Data records:
····················

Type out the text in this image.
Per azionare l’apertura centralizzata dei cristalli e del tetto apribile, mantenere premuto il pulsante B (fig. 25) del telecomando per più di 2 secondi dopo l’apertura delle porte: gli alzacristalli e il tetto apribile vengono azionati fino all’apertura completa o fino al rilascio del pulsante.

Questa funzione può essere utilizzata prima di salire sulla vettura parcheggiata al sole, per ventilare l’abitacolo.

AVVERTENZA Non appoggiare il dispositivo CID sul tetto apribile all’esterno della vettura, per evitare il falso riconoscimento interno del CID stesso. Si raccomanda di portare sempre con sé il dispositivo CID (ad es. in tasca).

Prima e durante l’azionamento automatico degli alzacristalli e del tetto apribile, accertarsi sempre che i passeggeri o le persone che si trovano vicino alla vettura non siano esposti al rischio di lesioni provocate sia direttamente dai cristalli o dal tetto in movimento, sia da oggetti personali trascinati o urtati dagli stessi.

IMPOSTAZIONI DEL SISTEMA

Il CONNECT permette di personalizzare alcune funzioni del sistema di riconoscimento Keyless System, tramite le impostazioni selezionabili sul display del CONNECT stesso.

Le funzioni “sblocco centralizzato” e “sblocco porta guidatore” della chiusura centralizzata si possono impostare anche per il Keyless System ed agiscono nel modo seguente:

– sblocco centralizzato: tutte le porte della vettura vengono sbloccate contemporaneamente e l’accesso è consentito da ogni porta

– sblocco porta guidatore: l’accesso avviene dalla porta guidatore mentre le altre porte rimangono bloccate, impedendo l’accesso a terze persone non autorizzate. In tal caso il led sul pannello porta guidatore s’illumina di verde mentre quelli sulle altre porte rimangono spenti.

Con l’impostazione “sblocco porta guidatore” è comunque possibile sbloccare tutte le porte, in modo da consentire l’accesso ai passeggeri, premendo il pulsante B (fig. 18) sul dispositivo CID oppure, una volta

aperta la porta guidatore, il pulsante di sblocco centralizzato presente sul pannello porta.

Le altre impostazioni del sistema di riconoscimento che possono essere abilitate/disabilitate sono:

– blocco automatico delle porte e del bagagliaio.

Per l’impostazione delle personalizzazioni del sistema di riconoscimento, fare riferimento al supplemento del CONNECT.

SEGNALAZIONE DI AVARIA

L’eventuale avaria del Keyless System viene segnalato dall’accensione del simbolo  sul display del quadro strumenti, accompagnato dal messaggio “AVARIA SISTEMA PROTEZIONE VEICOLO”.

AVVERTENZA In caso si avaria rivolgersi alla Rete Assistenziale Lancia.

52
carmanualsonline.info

····················

▶ _WHAT THE EXERCISE ASKS_: Write an exact transcription of every entry above.

▶ _RESPONSE TO THE EXERCISE_:
Type out the text in this image.
Per azionare l’apertura centralizzata dei cristalli e del tetto apribile, mantenere premuto il pulsante B (fig. 25) del telecomando per più di 2 secondi dopo l’apertura delle porte: gli alzacristalli e il tetto apribile vengono azionati fino all’apertura completa o fino al rilascio del pulsante.

Questa funzione può essere utilizzata prima di salire sulla vettura parcheggiata al sole, per ventilare l’abitacolo.

AVVERTENZA Non appoggiare il dispositivo CID sul tetto apribile all’esterno della vettura, per evitare il falso riconoscimento interno del CID stesso. Si raccomanda di portare sempre con sé il dispositivo CID (ad es. in tasca).

Prima e durante l’azionamento automatico degli alzacristalli e del tetto apribile, accertarsi sempre che i passeggeri o le persone che si trovano vicino alla vettura non siano esposti al rischio di lesioni provocate sia direttamente dai cristalli o dal tetto in movimento, sia da oggetti personali trascinati o urtati dagli stessi.

IMPOSTAZIONI DEL SISTEMA

Il CONNECT permette di personalizzare alcune funzioni del sistema di riconoscimento Keyless System, tramite le impostazioni selezionabili sul display del CONNECT stesso.

Le funzioni “sblocco centralizzato” e “sblocco porta guidatore” della chiusura centralizzata si possono impostare anche per il Keyless System ed agiscono nel modo seguente:

– sblocco centralizzato: tutte le porte della vettura vengono sbloccate contemporaneamente e l’accesso è consentito da ogni porta

– sblocco porta guidatore: l’accesso avviene dalla porta guidatore mentre le altre porte rimangono bloccate, impedendo l’accesso a terze persone non autorizzate. In tal caso il led sul pannello porta guidatore s’illumina di verde mentre quelli sulle altre porte rimangono spenti.

Con l’impostazione “sblocco porta guidatore” è comunque possibile sbloccare tutte le porte, in modo da consentire l’accesso ai passeggeri, premendo il pulsante B (fig. 18) sul dispositivo CID oppure, una volta

aperta la porta guidatore, il pulsante di sblocco centralizzato presente sul pannello porta.

Le altre impostazioni del sistema di riconoscimento che possono essere abilitate/disabilitate sono:

– blocco automatico delle porte e del bagagliaio.

Per l’impostazione delle personalizzazioni del sistema di riconoscimento, fare riferimento al supplemento del CONNECT.

SEGNALAZIONE DI AVARIA

L’eventuale avaria del Keyless System viene segnalato dall’accensione del simbolo  sul display del quadro strumenti, accompagnato dal messaggio “AVARIA SISTEMA PROTEZIONE VEICOLO”.

AVVERTENZA In caso si avaria rivolgersi alla Rete Assistenziale Lancia.

52
carmanualsonline.info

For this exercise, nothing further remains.